▸ JOB: Below are entries. Pull out all lines containing "Midfielder".

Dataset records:

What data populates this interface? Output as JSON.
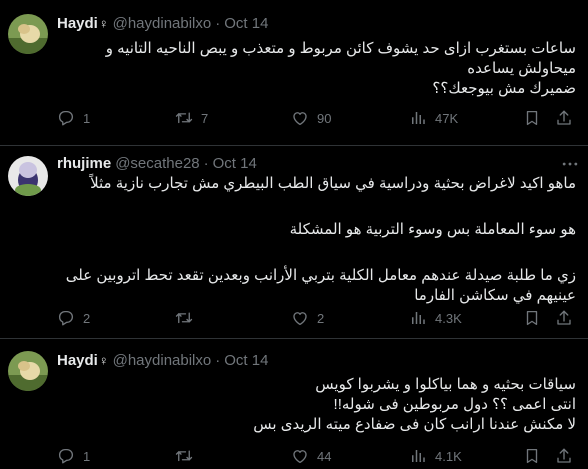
{
  "tweets": [
    {
      "author": "Haydi",
      "badge": "♀",
      "handle": "@haydinabilxo",
      "sep": "·",
      "date": "Oct 14",
      "text_lines": [
        "ساعات بستغرب ازاى حد يشوف كائن مربوط و متعذب و يبص الناحيه التانيه و ميحاولش يساعده",
        "ضميرك مش بيوجعك؟؟"
      ],
      "replies": "1",
      "retweets": "7",
      "likes": "90",
      "views": "47K"
    },
    {
      "author": "rhujime",
      "handle": "@secathe28",
      "sep": "·",
      "date": "Oct 14",
      "text_lines": [
        "ماهو اكيد لاغراض بحثية ودراسية في سياق الطب البيطري مش تجارب نازية مثلاً",
        "هو سوء المعاملة بس وسوء التربية هو المشكلة",
        "زي ما طلبة صيدلة عندهم معامل الكلية بتربي الأرانب وبعدين تقعد تحط اتروبين على عينيهم في سكاشن الفارما"
      ],
      "replies": "2",
      "retweets": "",
      "likes": "2",
      "views": "4.3K"
    },
    {
      "author": "Haydi",
      "badge": "♀",
      "handle": "@haydinabilxo",
      "sep": "·",
      "date": "Oct 14",
      "text_lines": [
        "سياقات بحثيه و هما بياكلوا و يشربوا كويس",
        "انتى اعمى ؟؟ دول مربوطين فى شوله!!",
        "لا مكنش عندنا ارانب كان فى ضفادع ميته الريدى بس"
      ],
      "replies": "1",
      "retweets": "",
      "likes": "44",
      "views": "4.1K"
    }
  ],
  "icons": [
    "reply-icon",
    "retweet-icon",
    "like-icon",
    "views-icon",
    "bookmark-icon",
    "share-icon",
    "more-icon"
  ],
  "colors": {
    "background": "#000000",
    "text": "#e7e9ea",
    "muted": "#71767b",
    "divider": "#2f3336"
  }
}
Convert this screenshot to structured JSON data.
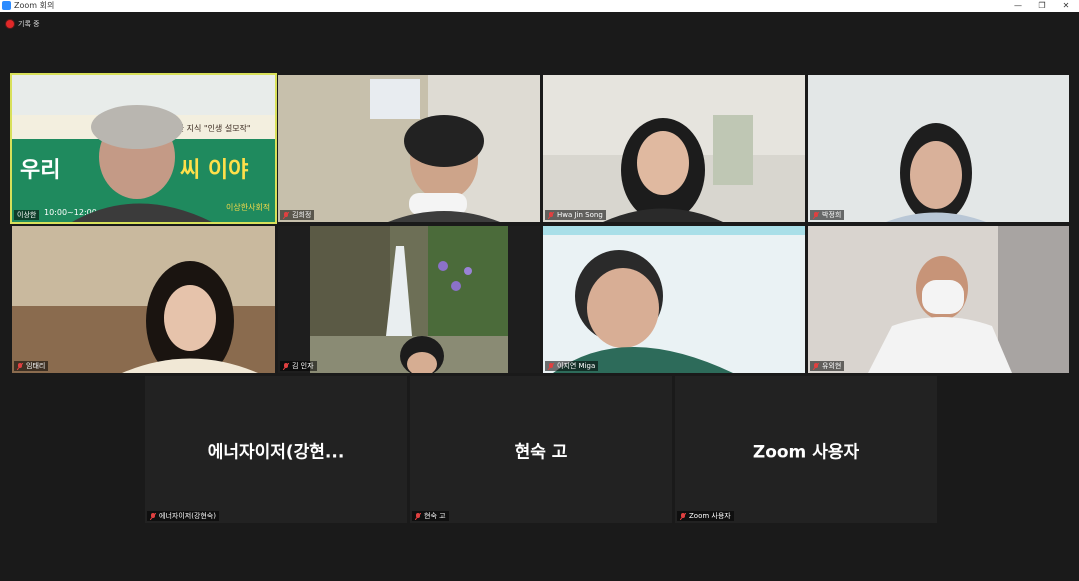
{
  "window": {
    "title": "Zoom 회의",
    "minimize": "—",
    "maximize": "❐",
    "close": "✕"
  },
  "recording": {
    "label": "기록 중",
    "color": "#e02828"
  },
  "active_speaker_color": "#d8e05a",
  "banner": {
    "line1": "다양한 지식 \"인생 설모작\"",
    "big_left": "우리",
    "big_right": "씨 이야",
    "time": "10:00~12:00",
    "org": "이상한사회적"
  },
  "participants": [
    {
      "name": "이상한",
      "muted": false,
      "active": true
    },
    {
      "name": "김희정",
      "muted": true
    },
    {
      "name": "Hwa Jin Song",
      "muted": true
    },
    {
      "name": "박정희",
      "muted": true
    },
    {
      "name": "임태리",
      "muted": true
    },
    {
      "name": "김 인자",
      "muted": true
    },
    {
      "name": "이지연 Miga",
      "muted": true
    },
    {
      "name": "유외현",
      "muted": true
    },
    {
      "name": "에너자이저(강현숙)",
      "display": "에너자이저(강현...",
      "muted": true
    },
    {
      "name": "현숙 고",
      "display": "현숙 고",
      "muted": true
    },
    {
      "name": "Zoom 사용자",
      "display": "Zoom 사용자",
      "muted": true
    }
  ]
}
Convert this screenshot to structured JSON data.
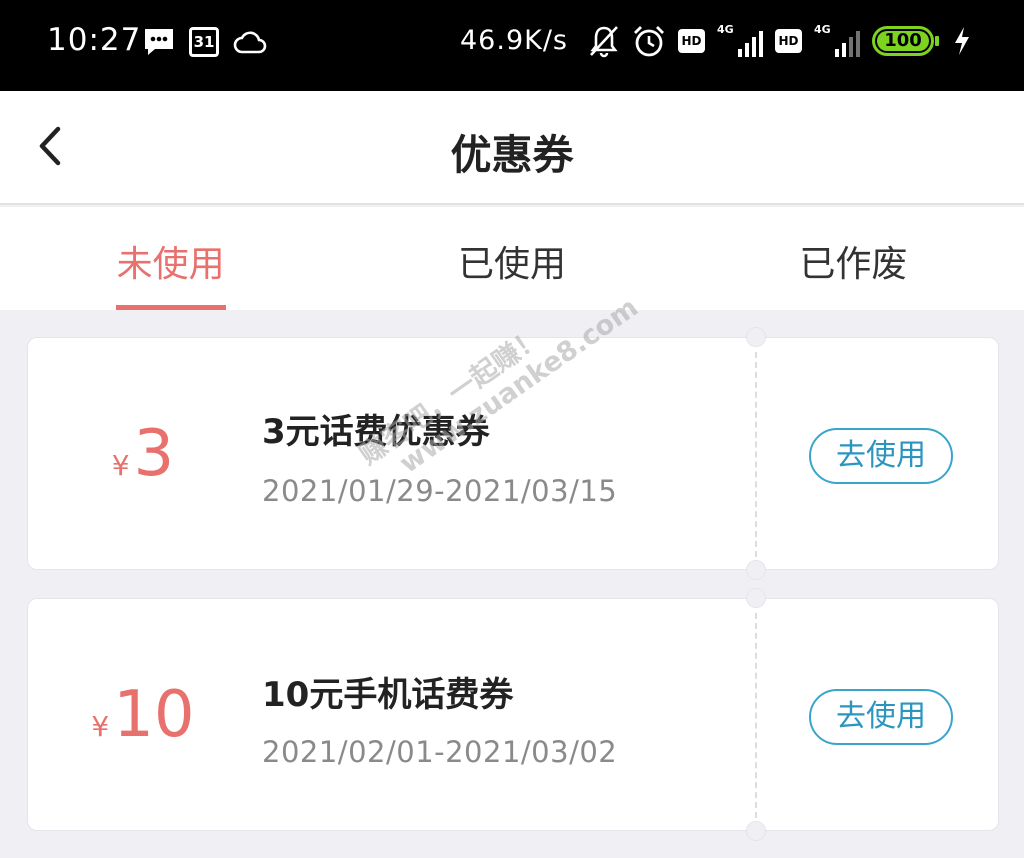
{
  "status_bar": {
    "time": "10:27",
    "calendar_day": "31",
    "net_speed": "46.9K/s",
    "hd_label": "HD",
    "network_type": "4G",
    "battery_level": "100",
    "icons": [
      "message-icon",
      "calendar-icon",
      "cloud-icon",
      "mute-icon",
      "alarm-icon",
      "signal-icon",
      "battery-icon",
      "charging-icon"
    ],
    "battery_color": "#7ed321"
  },
  "header": {
    "title": "优惠券",
    "back_icon": "chevron-left-icon"
  },
  "tabs": [
    {
      "label": "未使用",
      "active": true
    },
    {
      "label": "已使用",
      "active": false
    },
    {
      "label": "已作废",
      "active": false
    }
  ],
  "coupons": [
    {
      "currency": "¥",
      "amount": "3",
      "title": "3元话费优惠券",
      "date_range": "2021/01/29-2021/03/15",
      "action_label": "去使用"
    },
    {
      "currency": "¥",
      "amount": "10",
      "title": "10元手机话费券",
      "date_range": "2021/02/01-2021/03/02",
      "action_label": "去使用"
    }
  ],
  "watermark": {
    "line1": "赚客吧，一起赚！",
    "line2": "www.zuanke8.com"
  },
  "colors": {
    "accent": "#e8706d",
    "button_border": "#3aa5cc",
    "background": "#f0f0f4"
  }
}
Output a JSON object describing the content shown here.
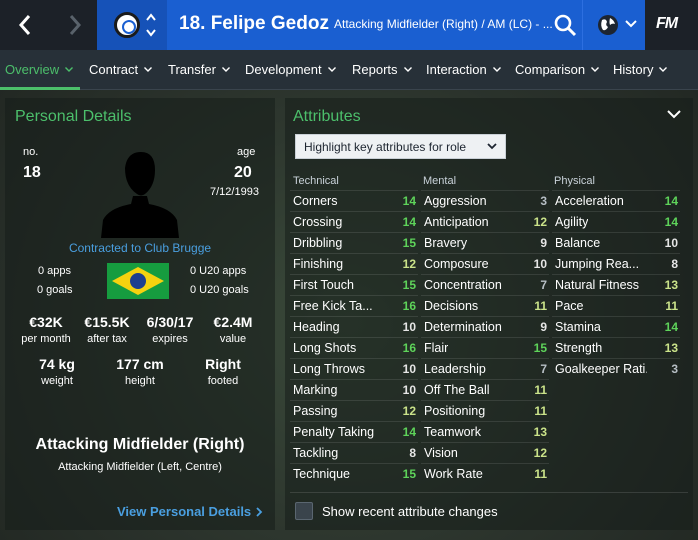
{
  "header": {
    "squad_number": "18.",
    "player_name": "Felipe Gedoz",
    "position_short": "Attacking Midfielder (Right) / AM (LC) - ...",
    "logo": "FM"
  },
  "tabs": [
    {
      "label": "Overview",
      "active": true
    },
    {
      "label": "Contract",
      "active": false
    },
    {
      "label": "Transfer",
      "active": false
    },
    {
      "label": "Development",
      "active": false
    },
    {
      "label": "Reports",
      "active": false
    },
    {
      "label": "Interaction",
      "active": false
    },
    {
      "label": "Comparison",
      "active": false
    },
    {
      "label": "History",
      "active": false
    }
  ],
  "personal": {
    "title": "Personal Details",
    "no_label": "no.",
    "no_value": "18",
    "age_label": "age",
    "age_value": "20",
    "dob": "7/12/1993",
    "contract": "Contracted to Club Brugge",
    "apps": "0 apps",
    "goals": "0 goals",
    "u20_apps": "0 U20 apps",
    "u20_goals": "0 U20 goals",
    "finance": [
      {
        "value": "€32K",
        "label": "per month"
      },
      {
        "value": "€15.5K",
        "label": "after tax"
      },
      {
        "value": "6/30/17",
        "label": "expires"
      },
      {
        "value": "€2.4M",
        "label": "value"
      }
    ],
    "physical": [
      {
        "value": "74 kg",
        "label": "weight"
      },
      {
        "value": "177 cm",
        "label": "height"
      },
      {
        "value": "Right",
        "label": "footed"
      }
    ],
    "role_main": "Attacking Midfielder (Right)",
    "role_sub": "Attacking Midfielder (Left, Centre)",
    "view_link": "View Personal Details"
  },
  "attributes": {
    "title": "Attributes",
    "highlight_label": "Highlight key attributes for role",
    "recent_label": "Show recent attribute changes",
    "columns": [
      {
        "heading": "Technical",
        "rows": [
          {
            "name": "Corners",
            "value": "14"
          },
          {
            "name": "Crossing",
            "value": "14"
          },
          {
            "name": "Dribbling",
            "value": "15"
          },
          {
            "name": "Finishing",
            "value": "12"
          },
          {
            "name": "First Touch",
            "value": "15"
          },
          {
            "name": "Free Kick Ta...",
            "value": "16"
          },
          {
            "name": "Heading",
            "value": "10"
          },
          {
            "name": "Long Shots",
            "value": "16"
          },
          {
            "name": "Long Throws",
            "value": "10"
          },
          {
            "name": "Marking",
            "value": "10"
          },
          {
            "name": "Passing",
            "value": "12"
          },
          {
            "name": "Penalty Taking",
            "value": "14"
          },
          {
            "name": "Tackling",
            "value": "8"
          },
          {
            "name": "Technique",
            "value": "15"
          }
        ]
      },
      {
        "heading": "Mental",
        "rows": [
          {
            "name": "Aggression",
            "value": "3"
          },
          {
            "name": "Anticipation",
            "value": "12"
          },
          {
            "name": "Bravery",
            "value": "9"
          },
          {
            "name": "Composure",
            "value": "10"
          },
          {
            "name": "Concentration",
            "value": "7"
          },
          {
            "name": "Decisions",
            "value": "11"
          },
          {
            "name": "Determination",
            "value": "9"
          },
          {
            "name": "Flair",
            "value": "15"
          },
          {
            "name": "Leadership",
            "value": "7"
          },
          {
            "name": "Off The Ball",
            "value": "11"
          },
          {
            "name": "Positioning",
            "value": "11"
          },
          {
            "name": "Teamwork",
            "value": "13"
          },
          {
            "name": "Vision",
            "value": "12"
          },
          {
            "name": "Work Rate",
            "value": "11"
          }
        ]
      },
      {
        "heading": "Physical",
        "rows": [
          {
            "name": "Acceleration",
            "value": "14"
          },
          {
            "name": "Agility",
            "value": "14"
          },
          {
            "name": "Balance",
            "value": "10"
          },
          {
            "name": "Jumping Rea...",
            "value": "8"
          },
          {
            "name": "Natural Fitness",
            "value": "13"
          },
          {
            "name": "Pace",
            "value": "11"
          },
          {
            "name": "Stamina",
            "value": "14"
          },
          {
            "name": "Strength",
            "value": "13"
          },
          {
            "name": "Goalkeeper Rati...",
            "value": "3"
          }
        ]
      }
    ]
  },
  "colors": {
    "accent_green": "#4cbf6b",
    "header_blue": "#1a5fd1",
    "link_blue": "#4a9fe0"
  },
  "icons": [
    "back-arrow-icon",
    "forward-arrow-icon",
    "club-crest-icon",
    "search-icon",
    "globe-icon",
    "chevron-down-icon",
    "chevron-right-icon"
  ]
}
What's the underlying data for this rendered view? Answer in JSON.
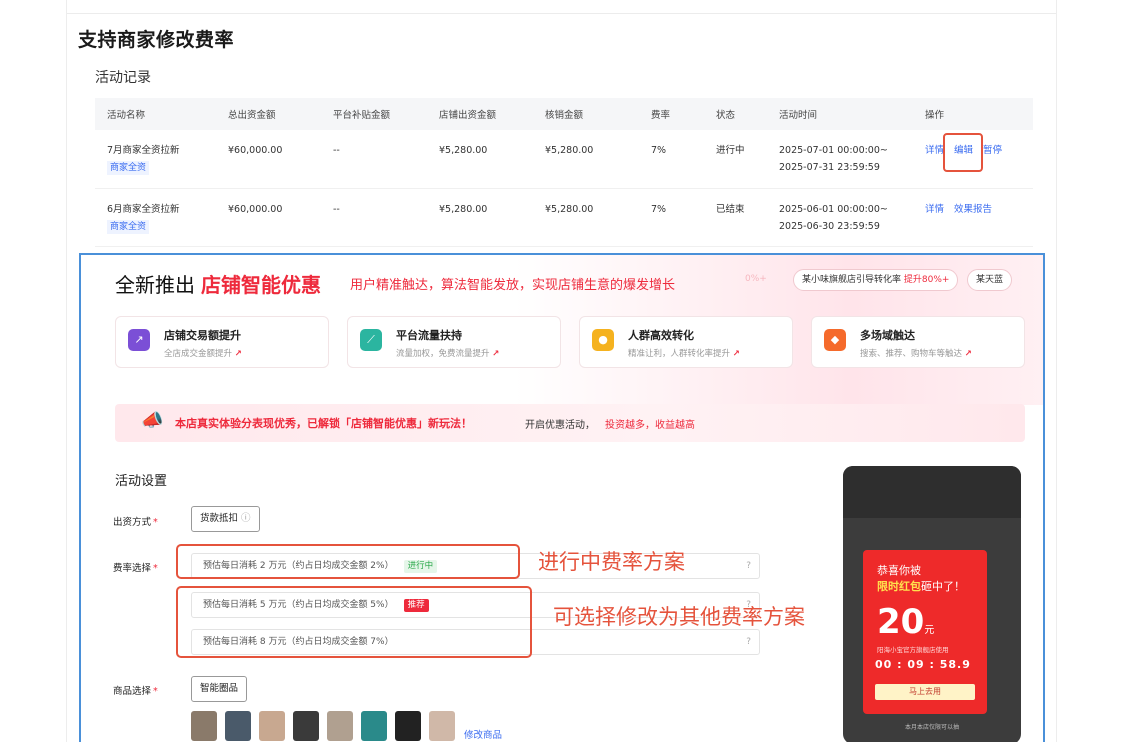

▸ COMPLETED TASK:
    "position_short": "Attacking Midfielder (Right) / AM (LC) - ...",
    "role_main": "Attacking Midfielder (Right)",
    "role_sub": "Attacking Midfielder (Left, Centre)",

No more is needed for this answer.